**The task:**
Show every line in the entries below where the word "title" appears.

(begin)

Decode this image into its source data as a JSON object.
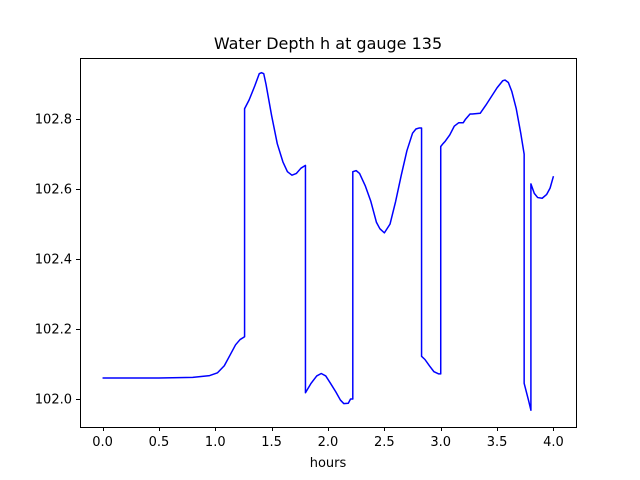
{
  "chart_data": {
    "type": "line",
    "title": "Water Depth h at gauge 135",
    "xlabel": "hours",
    "ylabel": "",
    "xlim": [
      -0.2,
      4.2
    ],
    "ylim": [
      101.92,
      102.975
    ],
    "xticks": [
      0.0,
      0.5,
      1.0,
      1.5,
      2.0,
      2.5,
      3.0,
      3.5,
      4.0
    ],
    "xtick_labels": [
      "0.0",
      "0.5",
      "1.0",
      "1.5",
      "2.0",
      "2.5",
      "3.0",
      "3.5",
      "4.0"
    ],
    "yticks": [
      102.0,
      102.2,
      102.4,
      102.6,
      102.8
    ],
    "ytick_labels": [
      "102.0",
      "102.2",
      "102.4",
      "102.6",
      "102.8"
    ],
    "grid": false,
    "line_color": "#0000ff",
    "series": [
      {
        "x": [
          0.0,
          0.5,
          0.8,
          0.95,
          1.02,
          1.08,
          1.13,
          1.18,
          1.22,
          1.26,
          1.26,
          1.3,
          1.35,
          1.39,
          1.41,
          1.43,
          1.45,
          1.5,
          1.55,
          1.6,
          1.64,
          1.68,
          1.72,
          1.76,
          1.8,
          1.8,
          1.85,
          1.9,
          1.94,
          1.98,
          2.02,
          2.07,
          2.11,
          2.14,
          2.18,
          2.2,
          2.22,
          2.22,
          2.25,
          2.28,
          2.33,
          2.38,
          2.43,
          2.46,
          2.5,
          2.55,
          2.6,
          2.65,
          2.7,
          2.75,
          2.78,
          2.81,
          2.83,
          2.83,
          2.86,
          2.9,
          2.94,
          2.98,
          3.0,
          3.0,
          3.02,
          3.04,
          3.08,
          3.12,
          3.16,
          3.2,
          3.22,
          3.26,
          3.28,
          3.35,
          3.4,
          3.45,
          3.5,
          3.55,
          3.57,
          3.6,
          3.63,
          3.67,
          3.71,
          3.74,
          3.74,
          3.78,
          3.8,
          3.8,
          3.83,
          3.86,
          3.9,
          3.94,
          3.97,
          4.0
        ],
        "y": [
          102.06,
          102.06,
          102.062,
          102.067,
          102.075,
          102.095,
          102.125,
          102.155,
          102.17,
          102.178,
          102.83,
          102.855,
          102.895,
          102.93,
          102.933,
          102.93,
          102.9,
          102.81,
          102.73,
          102.678,
          102.65,
          102.64,
          102.645,
          102.66,
          102.668,
          102.018,
          102.045,
          102.066,
          102.073,
          102.066,
          102.046,
          102.02,
          101.997,
          101.987,
          101.988,
          102.0,
          102.0,
          102.65,
          102.653,
          102.645,
          102.61,
          102.565,
          102.505,
          102.487,
          102.475,
          102.5,
          102.565,
          102.64,
          102.71,
          102.76,
          102.772,
          102.775,
          102.775,
          102.122,
          102.113,
          102.095,
          102.078,
          102.072,
          102.072,
          102.722,
          102.73,
          102.737,
          102.755,
          102.78,
          102.79,
          102.79,
          102.8,
          102.815,
          102.815,
          102.817,
          102.84,
          102.865,
          102.89,
          102.91,
          102.912,
          102.905,
          102.88,
          102.83,
          102.76,
          102.7,
          102.045,
          101.995,
          101.968,
          102.615,
          102.588,
          102.576,
          102.574,
          102.585,
          102.603,
          102.637
        ]
      }
    ]
  }
}
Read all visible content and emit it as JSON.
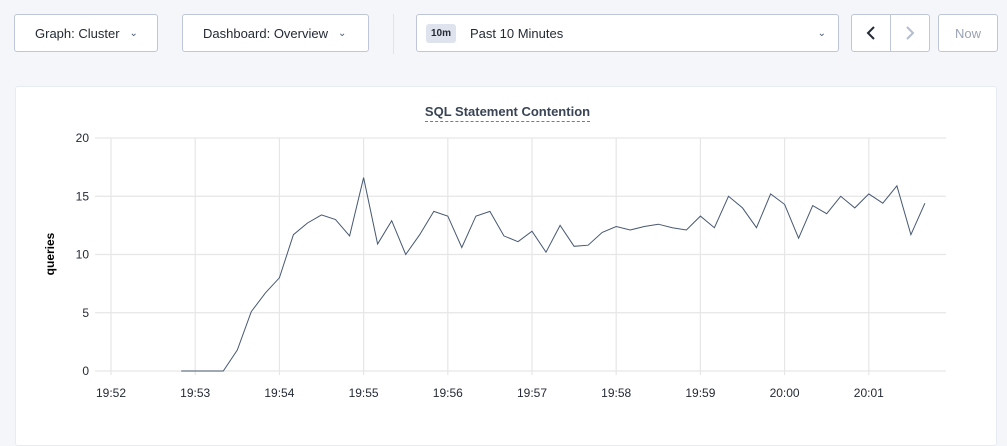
{
  "toolbar": {
    "graph_select": "Graph: Cluster",
    "dashboard_select": "Dashboard: Overview",
    "time_badge": "10m",
    "time_range": "Past 10 Minutes",
    "prev_icon": "chevron-left-icon",
    "next_icon": "chevron-right-icon",
    "now_label": "Now"
  },
  "chart_data": {
    "type": "line",
    "title": "SQL Statement Contention",
    "xlabel": "",
    "ylabel": "queries",
    "ylim": [
      0,
      20
    ],
    "yticks": [
      "0",
      "5",
      "10",
      "15",
      "20"
    ],
    "xticks": [
      "19:52",
      "19:53",
      "19:54",
      "19:55",
      "19:56",
      "19:57",
      "19:58",
      "19:59",
      "20:00",
      "20:01"
    ],
    "grid": true,
    "line_color": "#475872",
    "x": [
      "19:52:50",
      "19:53:00",
      "19:53:10",
      "19:53:20",
      "19:53:30",
      "19:53:40",
      "19:53:50",
      "19:54:00",
      "19:54:10",
      "19:54:20",
      "19:54:30",
      "19:54:40",
      "19:54:50",
      "19:55:00",
      "19:55:10",
      "19:55:20",
      "19:55:30",
      "19:55:40",
      "19:55:50",
      "19:56:00",
      "19:56:10",
      "19:56:20",
      "19:56:30",
      "19:56:40",
      "19:56:50",
      "19:57:00",
      "19:57:10",
      "19:57:20",
      "19:57:30",
      "19:57:40",
      "19:57:50",
      "19:58:00",
      "19:58:10",
      "19:58:20",
      "19:58:30",
      "19:58:40",
      "19:58:50",
      "19:59:00",
      "19:59:10",
      "19:59:20",
      "19:59:30",
      "19:59:40",
      "19:59:50",
      "20:00:00",
      "20:00:10",
      "20:00:20",
      "20:00:30",
      "20:00:40",
      "20:00:50",
      "20:01:00",
      "20:01:10",
      "20:01:20",
      "20:01:30",
      "20:01:40"
    ],
    "values": [
      0,
      0,
      0,
      0,
      1.8,
      5.1,
      6.7,
      8.0,
      11.7,
      12.7,
      13.4,
      13.0,
      11.6,
      16.6,
      10.9,
      12.9,
      10.0,
      11.7,
      13.7,
      13.3,
      10.6,
      13.3,
      13.7,
      11.6,
      11.1,
      12.0,
      10.2,
      12.5,
      10.7,
      10.8,
      11.9,
      12.4,
      12.1,
      12.4,
      12.6,
      12.3,
      12.1,
      13.3,
      12.3,
      15.0,
      14.0,
      12.3,
      15.2,
      14.3,
      11.4,
      14.2,
      13.5,
      15.0,
      14.0,
      15.2,
      14.4,
      15.9,
      11.7,
      14.4
    ]
  }
}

(end)

**Answer:**
    "title": "Water Depth h at gauge 135",
    "title": "SQL Statement Contention",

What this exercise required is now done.